═══ INPUT FOR THIS TASK ═══

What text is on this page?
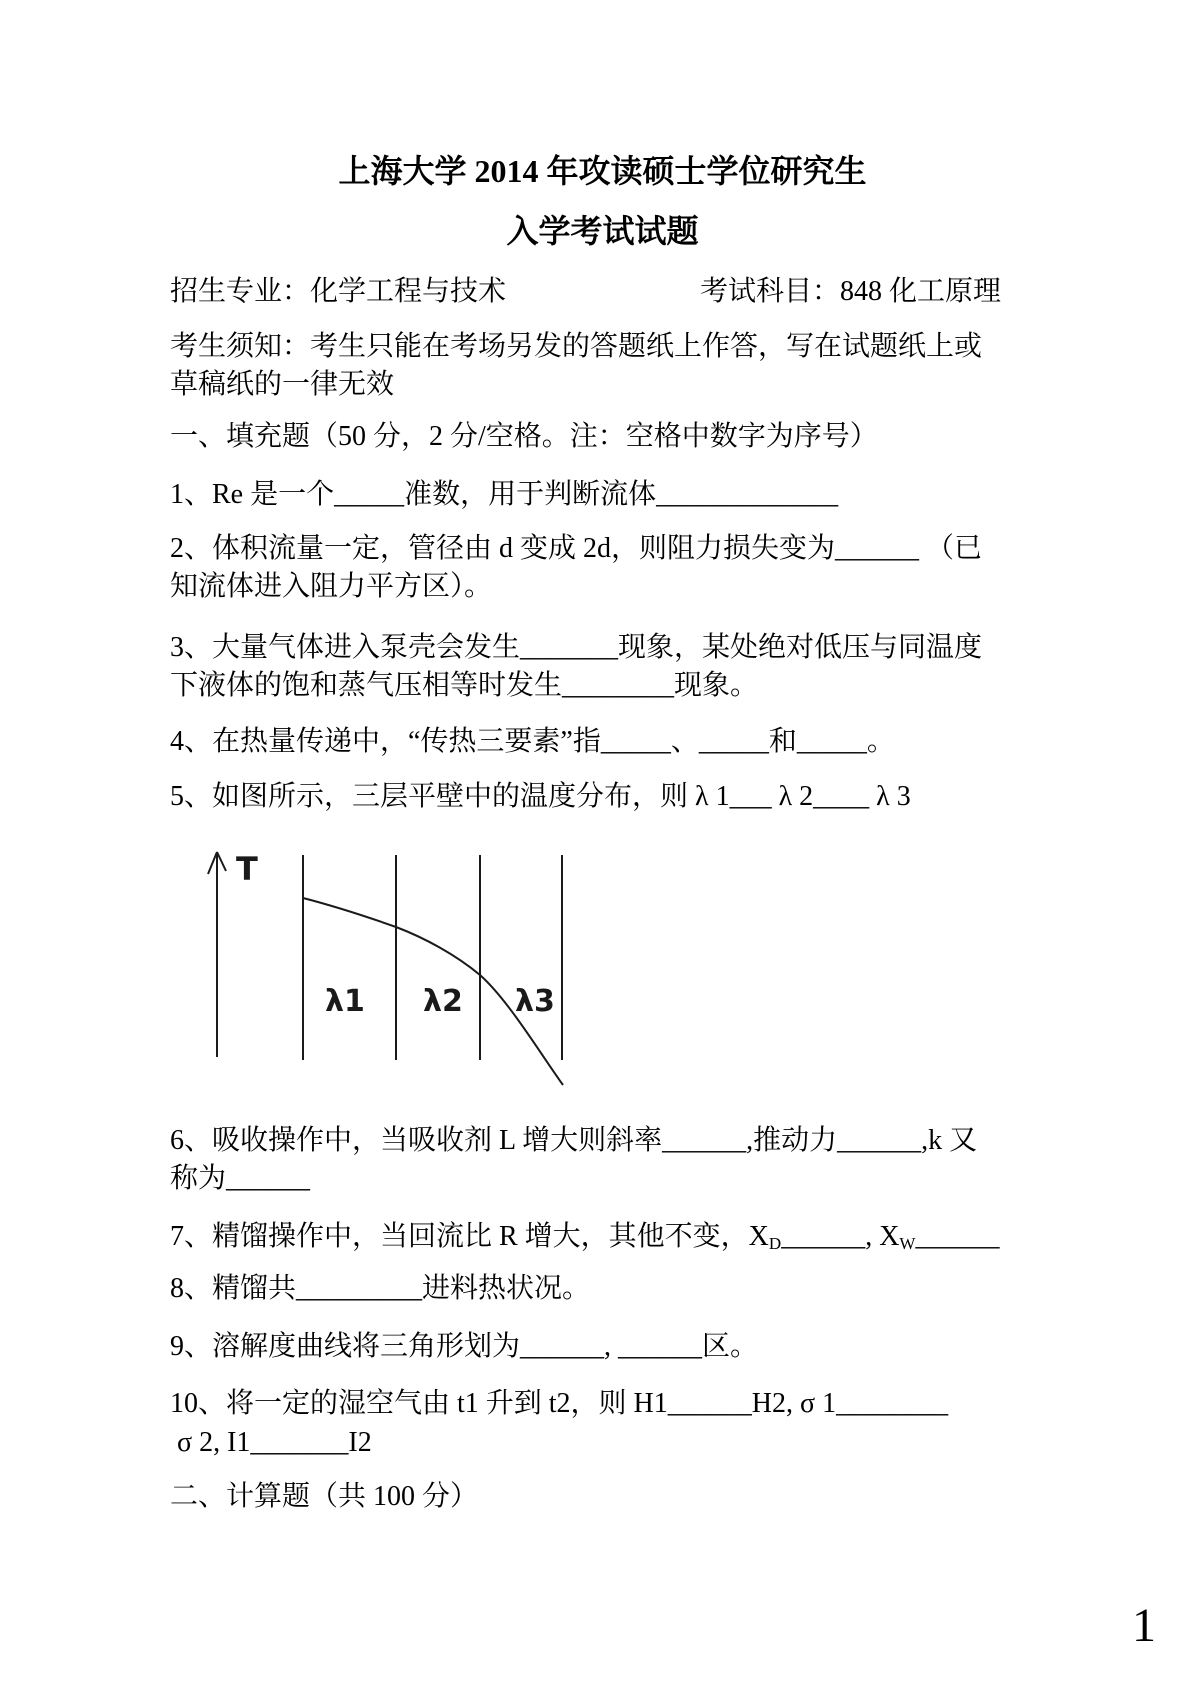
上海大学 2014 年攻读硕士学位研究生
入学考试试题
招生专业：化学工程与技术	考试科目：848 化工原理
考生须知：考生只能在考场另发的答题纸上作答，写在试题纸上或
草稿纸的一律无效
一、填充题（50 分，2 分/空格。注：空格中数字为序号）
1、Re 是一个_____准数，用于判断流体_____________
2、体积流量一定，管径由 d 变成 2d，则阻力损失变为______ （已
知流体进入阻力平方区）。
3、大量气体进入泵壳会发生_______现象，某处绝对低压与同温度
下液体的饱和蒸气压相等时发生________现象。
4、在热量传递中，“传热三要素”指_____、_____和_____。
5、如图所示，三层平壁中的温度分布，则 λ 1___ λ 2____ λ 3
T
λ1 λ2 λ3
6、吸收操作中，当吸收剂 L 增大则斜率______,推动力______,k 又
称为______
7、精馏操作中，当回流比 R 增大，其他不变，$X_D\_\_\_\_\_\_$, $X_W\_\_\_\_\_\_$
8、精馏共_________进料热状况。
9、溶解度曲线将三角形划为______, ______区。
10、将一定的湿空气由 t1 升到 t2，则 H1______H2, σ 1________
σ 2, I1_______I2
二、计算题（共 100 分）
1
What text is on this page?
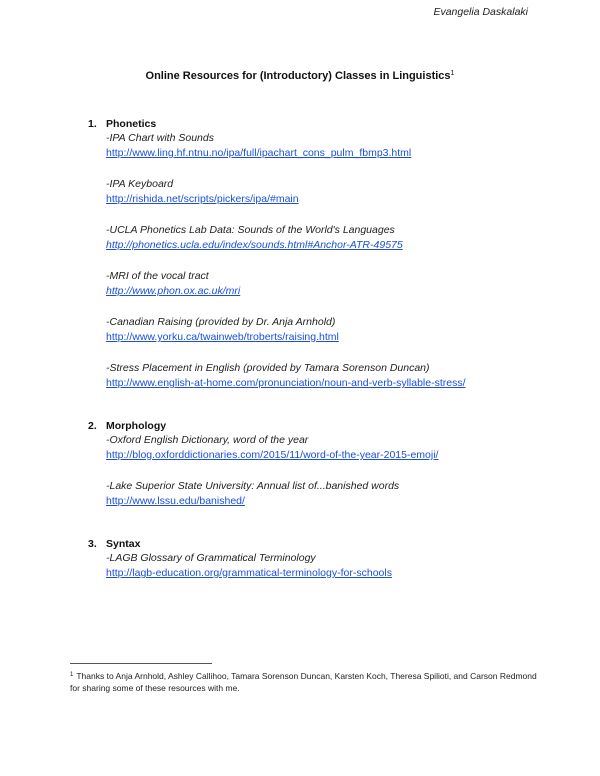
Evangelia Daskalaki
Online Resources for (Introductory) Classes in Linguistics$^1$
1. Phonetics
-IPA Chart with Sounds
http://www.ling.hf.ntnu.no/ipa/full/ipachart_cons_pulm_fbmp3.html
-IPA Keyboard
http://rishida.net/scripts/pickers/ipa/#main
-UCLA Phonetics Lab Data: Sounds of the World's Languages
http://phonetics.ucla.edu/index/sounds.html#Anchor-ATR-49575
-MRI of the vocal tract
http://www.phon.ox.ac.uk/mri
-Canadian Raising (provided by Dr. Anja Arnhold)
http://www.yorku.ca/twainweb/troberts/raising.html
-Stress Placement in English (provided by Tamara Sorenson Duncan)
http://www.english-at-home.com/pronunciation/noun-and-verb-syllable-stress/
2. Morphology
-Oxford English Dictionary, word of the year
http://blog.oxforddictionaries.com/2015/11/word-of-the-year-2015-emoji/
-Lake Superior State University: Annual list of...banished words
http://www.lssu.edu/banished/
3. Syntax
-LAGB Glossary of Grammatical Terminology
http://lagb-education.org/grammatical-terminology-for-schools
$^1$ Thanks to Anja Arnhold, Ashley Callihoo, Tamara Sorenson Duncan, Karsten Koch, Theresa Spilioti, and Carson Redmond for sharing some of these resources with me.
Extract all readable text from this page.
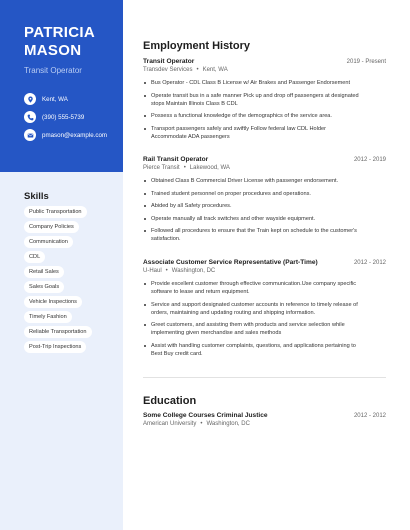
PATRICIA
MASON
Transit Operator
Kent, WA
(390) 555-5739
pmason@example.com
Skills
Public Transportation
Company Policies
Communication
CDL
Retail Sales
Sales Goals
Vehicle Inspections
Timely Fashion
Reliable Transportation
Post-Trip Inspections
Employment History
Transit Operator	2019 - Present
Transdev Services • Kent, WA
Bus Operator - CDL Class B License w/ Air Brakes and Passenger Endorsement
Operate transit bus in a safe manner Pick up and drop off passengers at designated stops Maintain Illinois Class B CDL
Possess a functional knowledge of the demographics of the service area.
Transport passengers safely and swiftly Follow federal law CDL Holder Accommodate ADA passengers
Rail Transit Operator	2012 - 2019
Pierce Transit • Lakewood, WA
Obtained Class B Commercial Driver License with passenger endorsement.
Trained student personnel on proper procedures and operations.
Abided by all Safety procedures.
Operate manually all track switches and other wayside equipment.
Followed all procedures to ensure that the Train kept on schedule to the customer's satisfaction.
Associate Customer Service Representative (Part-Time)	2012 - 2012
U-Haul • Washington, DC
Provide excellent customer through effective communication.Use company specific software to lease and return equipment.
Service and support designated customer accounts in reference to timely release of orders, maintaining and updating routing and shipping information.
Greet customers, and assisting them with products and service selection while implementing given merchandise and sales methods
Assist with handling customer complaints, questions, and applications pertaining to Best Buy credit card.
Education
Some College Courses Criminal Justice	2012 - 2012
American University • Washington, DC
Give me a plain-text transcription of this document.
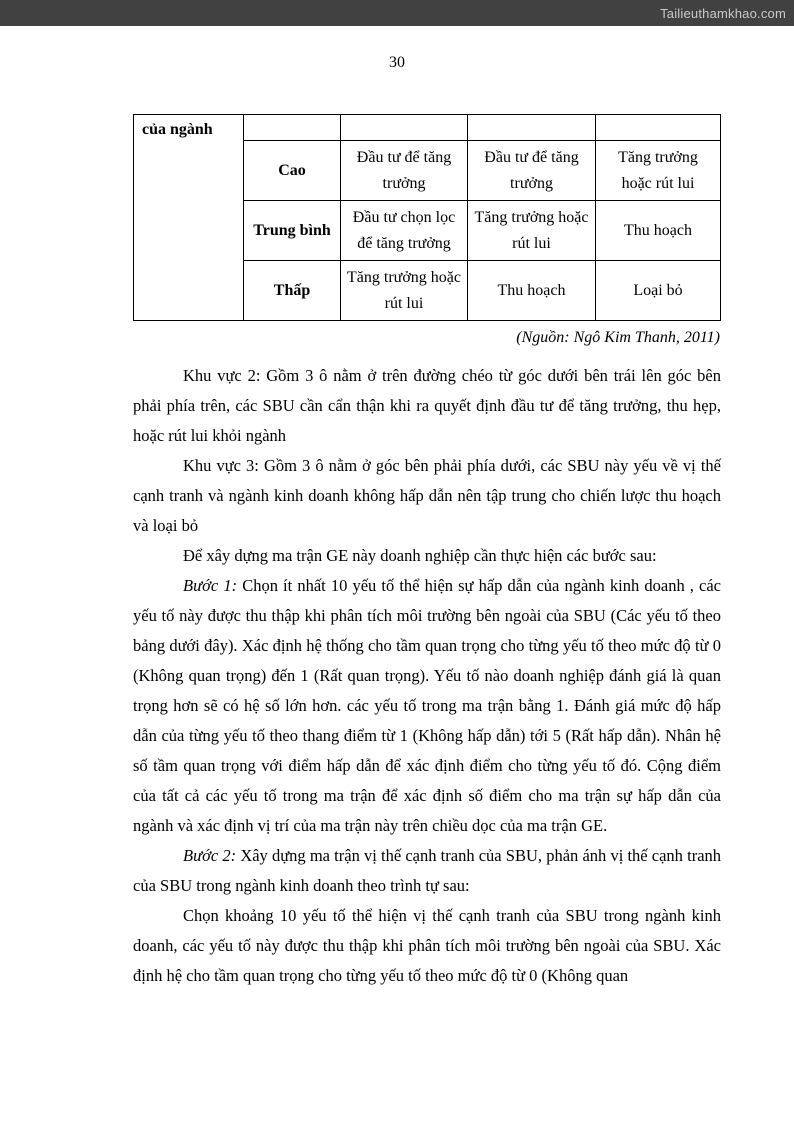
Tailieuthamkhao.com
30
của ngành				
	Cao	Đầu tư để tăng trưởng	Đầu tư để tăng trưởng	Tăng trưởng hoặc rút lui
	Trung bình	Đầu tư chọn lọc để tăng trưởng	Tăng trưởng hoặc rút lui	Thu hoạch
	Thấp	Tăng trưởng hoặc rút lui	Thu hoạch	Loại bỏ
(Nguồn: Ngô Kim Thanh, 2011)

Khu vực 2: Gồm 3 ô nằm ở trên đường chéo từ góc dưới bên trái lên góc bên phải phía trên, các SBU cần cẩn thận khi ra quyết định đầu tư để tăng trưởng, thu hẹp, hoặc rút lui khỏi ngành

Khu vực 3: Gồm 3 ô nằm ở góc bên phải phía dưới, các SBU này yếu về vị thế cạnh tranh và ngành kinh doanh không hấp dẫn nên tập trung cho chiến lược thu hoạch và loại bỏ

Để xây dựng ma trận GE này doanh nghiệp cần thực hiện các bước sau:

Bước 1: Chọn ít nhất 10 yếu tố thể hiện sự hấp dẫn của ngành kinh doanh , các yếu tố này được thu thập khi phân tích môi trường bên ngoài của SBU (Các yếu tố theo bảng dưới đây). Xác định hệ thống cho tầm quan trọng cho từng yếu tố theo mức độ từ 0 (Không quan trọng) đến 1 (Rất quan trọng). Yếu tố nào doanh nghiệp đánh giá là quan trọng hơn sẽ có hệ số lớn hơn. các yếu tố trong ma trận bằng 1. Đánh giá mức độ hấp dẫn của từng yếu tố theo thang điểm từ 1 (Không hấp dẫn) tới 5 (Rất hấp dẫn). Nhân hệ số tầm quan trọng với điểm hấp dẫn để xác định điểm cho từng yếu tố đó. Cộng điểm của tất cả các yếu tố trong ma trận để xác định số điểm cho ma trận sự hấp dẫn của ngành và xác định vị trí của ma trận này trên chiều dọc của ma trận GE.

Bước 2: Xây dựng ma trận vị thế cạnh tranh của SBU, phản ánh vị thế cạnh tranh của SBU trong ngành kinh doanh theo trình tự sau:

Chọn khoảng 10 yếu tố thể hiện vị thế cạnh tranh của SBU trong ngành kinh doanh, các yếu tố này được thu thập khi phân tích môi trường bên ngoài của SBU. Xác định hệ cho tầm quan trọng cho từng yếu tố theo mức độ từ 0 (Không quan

═══

> **WRITTEN PROBLEM**
List each line holding the string "with".

> **FULL OUTPUT**
-IPA Chart with Sounds
$^1$ Thanks to Anja Arnhold, Ashley Callihoo, Tamara Sorenson Duncan, Karsten Koch, Theresa Spilioti, and Carson Redmond for sharing some of these resources with me.
Obtained Class B Commercial Driver License with passenger endorsement.
Greet customers, and assisting them with products and service selection while implementing given merchandise and sales methods
Assist with handling customer complaints, questions, and applications pertaining to Best Buy credit card.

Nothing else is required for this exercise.